* [Problem to solve] Reproduce only the lines that begin at the line with "What does this" and run to the end of the entries; omit every picture.

* [Record extracts]
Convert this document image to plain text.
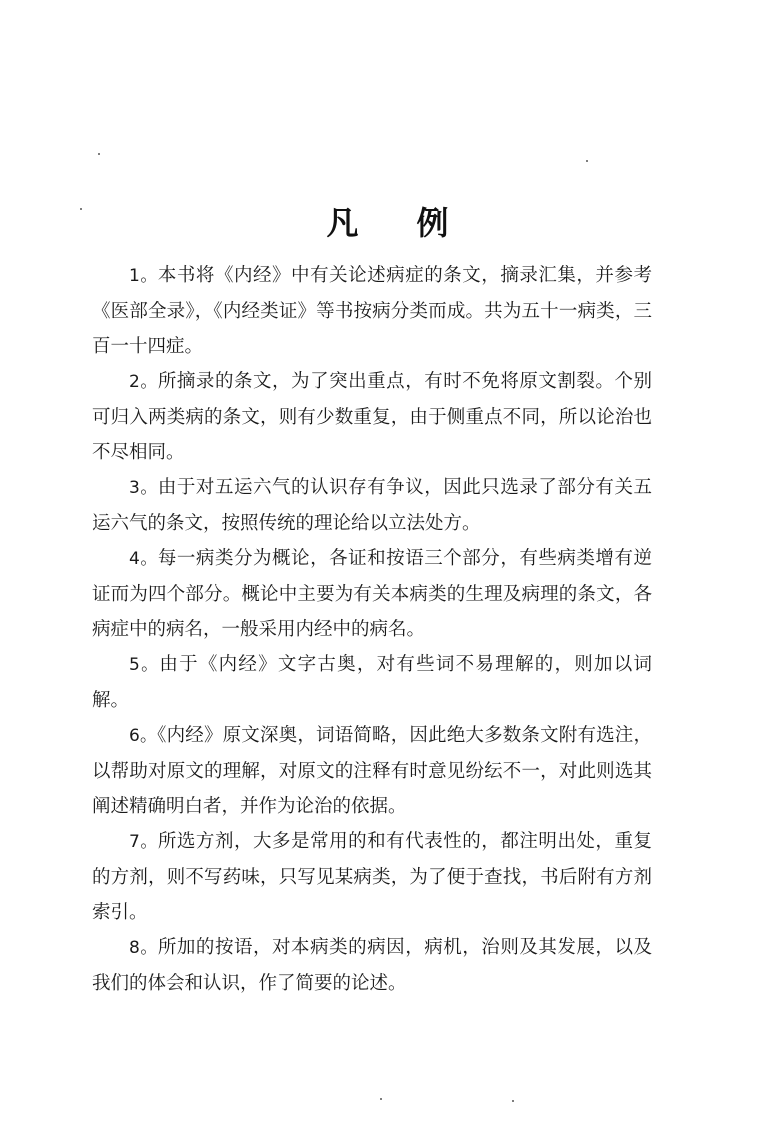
凡 例

1。本书将《内经》中有关论述病症的条文，摘录汇集，并参考《医部全录》，《内经类证》等书按病分类而成。共为五十一病类，三百一十四症。

2。所摘录的条文，为了突出重点，有时不免将原文割裂。个别可归入两类病的条文，则有少数重复，由于侧重点不同，所以论治也不尽相同。

3。由于对五运六气的认识存有争议，因此只选录了部分有关五运六气的条文，按照传统的理论给以立法处方。

4。每一病类分为概论，各证和按语三个部分，有些病类增有逆证而为四个部分。概论中主要为有关本病类的生理及病理的条文，各病症中的病名，一般采用内经中的病名。

5。由于《内经》文字古奥，对有些词不易理解的，则加以词解。

6。《内经》原文深奥，词语简略，因此绝大多数条文附有选注，以帮助对原文的理解，对原文的注释有时意见纷纭不一，对此则选其阐述精确明白者，并作为论治的依据。

7。所选方剂，大多是常用的和有代表性的，都注明出处，重复的方剂，则不写药味，只写见某病类，为了便于查找，书后附有方剂索引。

8。所加的按语，对本病类的病因，病机，治则及其发展，以及我们的体会和认识，作了简要的论述。
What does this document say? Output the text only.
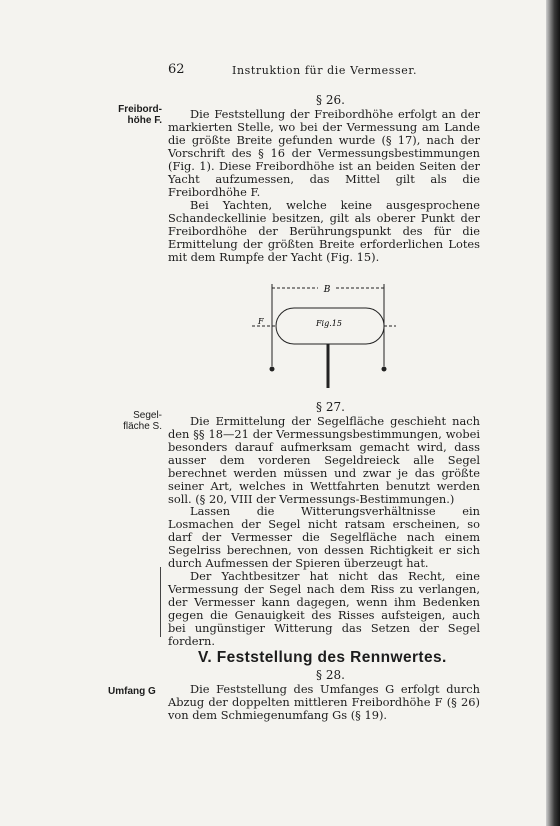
62	Instruktion für die Vermesser.
§ 26.
Freibord-
höhe F.	Die Feststellung der Freibordhöhe erfolgt an der markierten Stelle, wo bei der Vermessung am Lande die größte Breite gefunden wurde (§ 17), nach der Vorschrift des § 16 der Vermessungsbestimmungen (Fig. 1). Diese Freibordhöhe ist an beiden Seiten der Yacht aufzumessen, das Mittel gilt als die Freibordhöhe F.

Bei Yachten, welche keine ausgesprochene Schandeckellinie besitzen, gilt als oberer Punkt der Freibordhöhe der Berührungspunkt des für die Ermittelung der größten Breite erforderlichen Lotes mit dem Rumpfe der Yacht (Fig. 15).

B
F	Fig.15
§ 27.
Segel-
fläche S.	Die Ermittelung der Segelfläche geschieht nach den §§ 18—21 der Vermessungsbestimmungen, wobei besonders darauf aufmerksam gemacht wird, dass ausser dem vorderen Segeldreieck alle Segel berechnet werden müssen und zwar je das größte seiner Art, welches in Wettfahrten benutzt werden soll. (§ 20, VIII der Vermessungs-Bestimmungen.)

Lassen die Witterungsverhältnisse ein Losmachen der Segel nicht ratsam erscheinen, so darf der Vermesser die Segelfläche nach einem Segelriss berechnen, von dessen Richtigkeit er sich durch Aufmessen der Spieren überzeugt hat.

Der Yachtbesitzer hat nicht das Recht, eine Vermessung der Segel nach dem Riss zu verlangen, der Vermesser kann dagegen, wenn ihm Bedenken gegen die Genauigkeit des Risses aufsteigen, auch bei ungünstiger Witterung das Setzen der Segel fordern.

V. Feststellung des Rennwertes.
§ 28.
Umfang G	Die Feststellung des Umfanges G erfolgt durch Abzug der doppelten mittleren Freibordhöhe F (§ 26) von dem Schmiegenumfang Gs (§ 19).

* [Exercise solution]
What does this document say? Output the text only.
62	Instruktion für die Vermesser.
§ 26.
Freibord-
höhe F.	Die Feststellung der Freibordhöhe erfolgt an der markierten Stelle, wo bei der Vermessung am Lande die größte Breite gefunden wurde (§ 17), nach der Vorschrift des § 16 der Vermessungsbestimmungen (Fig. 1). Diese Freibordhöhe ist an beiden Seiten der Yacht aufzumessen, das Mittel gilt als die Freibordhöhe F.

Bei Yachten, welche keine ausgesprochene Schandeckellinie besitzen, gilt als oberer Punkt der Freibordhöhe der Berührungspunkt des für die Ermittelung der größten Breite erforderlichen Lotes mit dem Rumpfe der Yacht (Fig. 15).

B
F	Fig.15
§ 27.
Segel-
fläche S.	Die Ermittelung der Segelfläche geschieht nach den §§ 18—21 der Vermessungsbestimmungen, wobei besonders darauf aufmerksam gemacht wird, dass ausser dem vorderen Segeldreieck alle Segel berechnet werden müssen und zwar je das größte seiner Art, welches in Wettfahrten benutzt werden soll. (§ 20, VIII der Vermessungs-Bestimmungen.)

Lassen die Witterungsverhältnisse ein Losmachen der Segel nicht ratsam erscheinen, so darf der Vermesser die Segelfläche nach einem Segelriss berechnen, von dessen Richtigkeit er sich durch Aufmessen der Spieren überzeugt hat.

Der Yachtbesitzer hat nicht das Recht, eine Vermessung der Segel nach dem Riss zu verlangen, der Vermesser kann dagegen, wenn ihm Bedenken gegen die Genauigkeit des Risses aufsteigen, auch bei ungünstiger Witterung das Setzen der Segel fordern.

V. Feststellung des Rennwertes.
§ 28.
Umfang G	Die Feststellung des Umfanges G erfolgt durch Abzug der doppelten mittleren Freibordhöhe F (§ 26) von dem Schmiegenumfang Gs (§ 19).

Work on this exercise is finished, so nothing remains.